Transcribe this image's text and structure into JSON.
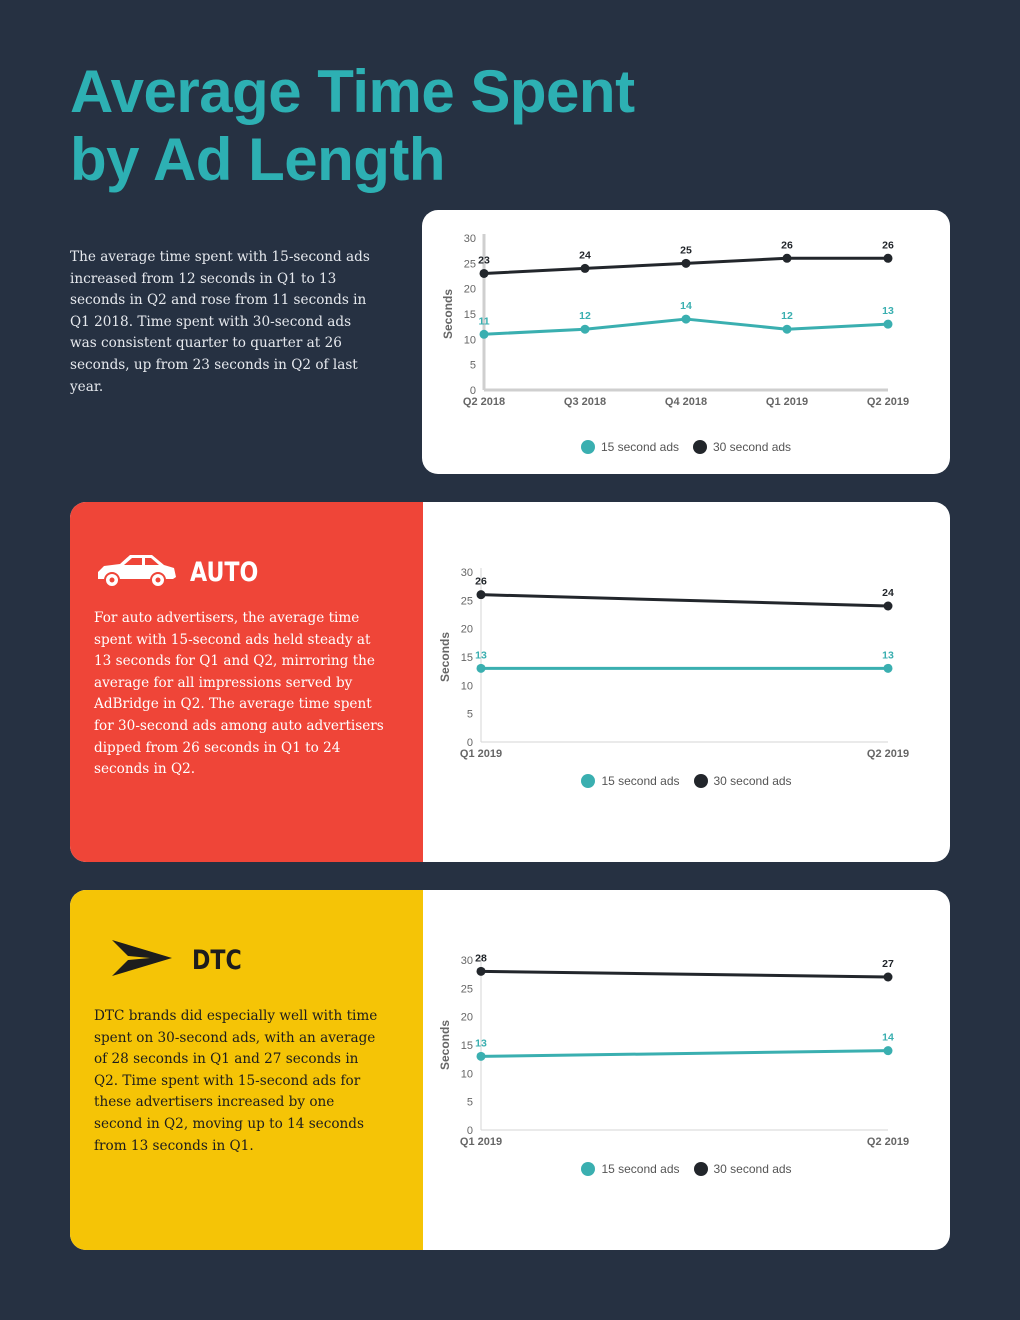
{
  "page": {
    "title_line1": "Average Time Spent",
    "title_line2": "by Ad Length",
    "intro": "The average time spent with 15-second ads increased from 12 seconds in Q1 to 13 seconds in Q2 and rose from 11 seconds in Q1 2018. Time spent with 30-second ads was consistent quarter to quarter at 26 seconds, up from 23 seconds in Q2 of last year."
  },
  "colors": {
    "background": "#263142",
    "title": "#2db0b3",
    "series_15": "#3aafb0",
    "series_30": "#22262b",
    "auto_panel": "#ef4538",
    "dtc_panel": "#f5c406"
  },
  "sections": {
    "auto": {
      "title": "AUTO",
      "icon": "car-icon",
      "text": "For auto advertisers, the average time spent with 15-second ads held steady at 13 seconds for Q1 and Q2, mirroring the average for all impressions served by AdBridge in Q2. The average time spent for 30-second ads among auto advertisers dipped from 26 seconds in Q1 to 24 seconds in Q2."
    },
    "dtc": {
      "title": "DTC",
      "icon": "paper-plane-icon",
      "text": "DTC brands did especially well with time spent on 30-second ads, with an average of 28 seconds in Q1 and 27 seconds in Q2. Time spent with 15-second ads for these advertisers increased by one second in Q2, moving up to 14 seconds from 13 seconds in Q1."
    }
  },
  "chart_data": [
    {
      "type": "line",
      "categories": [
        "Q2 2018",
        "Q3 2018",
        "Q4 2018",
        "Q1 2019",
        "Q2 2019"
      ],
      "series": [
        {
          "name": "15 second ads",
          "values": [
            11,
            12,
            14,
            12,
            13
          ]
        },
        {
          "name": "30 second ads",
          "values": [
            23,
            24,
            25,
            26,
            26
          ]
        }
      ],
      "ylabel": "Seconds",
      "ylim": [
        0,
        30
      ],
      "yticks": [
        0,
        5,
        10,
        15,
        20,
        25,
        30
      ],
      "legend": "bottom",
      "grid": false
    },
    {
      "type": "line",
      "categories": [
        "Q1 2019",
        "Q2 2019"
      ],
      "series": [
        {
          "name": "15 second ads",
          "values": [
            13,
            13
          ]
        },
        {
          "name": "30 second ads",
          "values": [
            26,
            24
          ]
        }
      ],
      "ylabel": "Seconds",
      "ylim": [
        0,
        30
      ],
      "yticks": [
        0,
        5,
        10,
        15,
        20,
        25,
        30
      ],
      "legend": "bottom",
      "grid": false
    },
    {
      "type": "line",
      "categories": [
        "Q1 2019",
        "Q2 2019"
      ],
      "series": [
        {
          "name": "15 second ads",
          "values": [
            13,
            14
          ]
        },
        {
          "name": "30 second ads",
          "values": [
            28,
            27
          ]
        }
      ],
      "ylabel": "Seconds",
      "ylim": [
        0,
        30
      ],
      "yticks": [
        0,
        5,
        10,
        15,
        20,
        25,
        30
      ],
      "legend": "bottom",
      "grid": false
    }
  ]
}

_INSTRUCTIONS FOR THE TASK_
In your copy of the records, include no pictures; repeat everything else exactly.

_FINISHED ANSWER_
Transcribe this image's text and structure into JSON.
{
  "page": {
    "title_line1": "Average Time Spent",
    "title_line2": "by Ad Length",
    "intro": "The average time spent with 15-second ads increased from 12 seconds in Q1 to 13 seconds in Q2 and rose from 11 seconds in Q1 2018. Time spent with 30-second ads was consistent quarter to quarter at 26 seconds, up from 23 seconds in Q2 of last year."
  },
  "colors": {
    "background": "#263142",
    "title": "#2db0b3",
    "series_15": "#3aafb0",
    "series_30": "#22262b",
    "auto_panel": "#ef4538",
    "dtc_panel": "#f5c406"
  },
  "sections": {
    "auto": {
      "title": "AUTO",
      "icon": "car-icon",
      "text": "For auto advertisers, the average time spent with 15-second ads held steady at 13 seconds for Q1 and Q2, mirroring the average for all impressions served by AdBridge in Q2. The average time spent for 30-second ads among auto advertisers dipped from 26 seconds in Q1 to 24 seconds in Q2."
    },
    "dtc": {
      "title": "DTC",
      "icon": "paper-plane-icon",
      "text": "DTC brands did especially well with time spent on 30-second ads, with an average of 28 seconds in Q1 and 27 seconds in Q2. Time spent with 15-second ads for these advertisers increased by one second in Q2, moving up to 14 seconds from 13 seconds in Q1."
    }
  },
  "chart_data": [
    {
      "type": "line",
      "categories": [
        "Q2 2018",
        "Q3 2018",
        "Q4 2018",
        "Q1 2019",
        "Q2 2019"
      ],
      "series": [
        {
          "name": "15 second ads",
          "values": [
            11,
            12,
            14,
            12,
            13
          ]
        },
        {
          "name": "30 second ads",
          "values": [
            23,
            24,
            25,
            26,
            26
          ]
        }
      ],
      "ylabel": "Seconds",
      "ylim": [
        0,
        30
      ],
      "yticks": [
        0,
        5,
        10,
        15,
        20,
        25,
        30
      ],
      "legend": "bottom",
      "grid": false
    },
    {
      "type": "line",
      "categories": [
        "Q1 2019",
        "Q2 2019"
      ],
      "series": [
        {
          "name": "15 second ads",
          "values": [
            13,
            13
          ]
        },
        {
          "name": "30 second ads",
          "values": [
            26,
            24
          ]
        }
      ],
      "ylabel": "Seconds",
      "ylim": [
        0,
        30
      ],
      "yticks": [
        0,
        5,
        10,
        15,
        20,
        25,
        30
      ],
      "legend": "bottom",
      "grid": false
    },
    {
      "type": "line",
      "categories": [
        "Q1 2019",
        "Q2 2019"
      ],
      "series": [
        {
          "name": "15 second ads",
          "values": [
            13,
            14
          ]
        },
        {
          "name": "30 second ads",
          "values": [
            28,
            27
          ]
        }
      ],
      "ylabel": "Seconds",
      "ylim": [
        0,
        30
      ],
      "yticks": [
        0,
        5,
        10,
        15,
        20,
        25,
        30
      ],
      "legend": "bottom",
      "grid": false
    }
  ]
}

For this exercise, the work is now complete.